## Written request:
Quote the whole listing word for word. Do not include the pictures.

## Data section:
——————
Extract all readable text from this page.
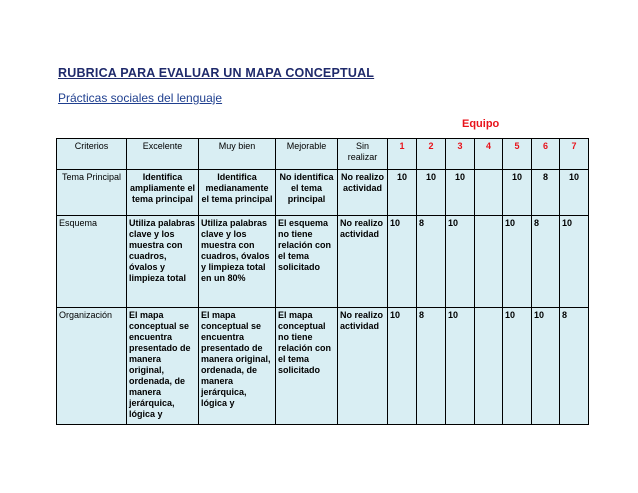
RUBRICA PARA EVALUAR UN MAPA CONCEPTUAL
Prácticas sociales del lenguaje
Equipo
Criterios	Excelente	Muy bien	Mejorable	Sin realizar	1	2	3	4	5	6	7
Tema Principal	Identifica ampliamente el tema principal	Identifica medianamente el tema principal	No identifica el tema principal	No realizo actividad	10	10	10		10	8	10
Esquema	Utiliza palabras clave y los muestra con cuadros, óvalos y limpieza total	Utiliza palabras clave y los muestra con cuadros, óvalos y limpieza total en un 80%	El esquema no tiene relación con el tema solicitado	No realizo actividad	10	8	10		10	8	10
Organización	El mapa conceptual se encuentra presentado de manera original, ordenada, de manera jerárquica, lógica y	El mapa conceptual se encuentra presentado de manera original, ordenada, de manera jerárquica, lógica y	El mapa conceptual no tiene relación con el tema solicitado	No realizo actividad	10	8	10		10	10	8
——————
## Reply:
Extract all readable text from this page.
RUBRICA PARA EVALUAR UN MAPA CONCEPTUAL
Prácticas sociales del lenguaje
Equipo
Criterios	Excelente	Muy bien	Mejorable	Sin realizar	1	2	3	4	5	6	7
Tema Principal	Identifica ampliamente el tema principal	Identifica medianamente el tema principal	No identifica el tema principal	No realizo actividad	10	10	10		10	8	10
Esquema	Utiliza palabras clave y los muestra con cuadros, óvalos y limpieza total	Utiliza palabras clave y los muestra con cuadros, óvalos y limpieza total en un 80%	El esquema no tiene relación con el tema solicitado	No realizo actividad	10	8	10		10	8	10
Organización	El mapa conceptual se encuentra presentado de manera original, ordenada, de manera jerárquica, lógica y	El mapa conceptual se encuentra presentado de manera original, ordenada, de manera jerárquica, lógica y	El mapa conceptual no tiene relación con el tema solicitado	No realizo actividad	10	8	10		10	10	8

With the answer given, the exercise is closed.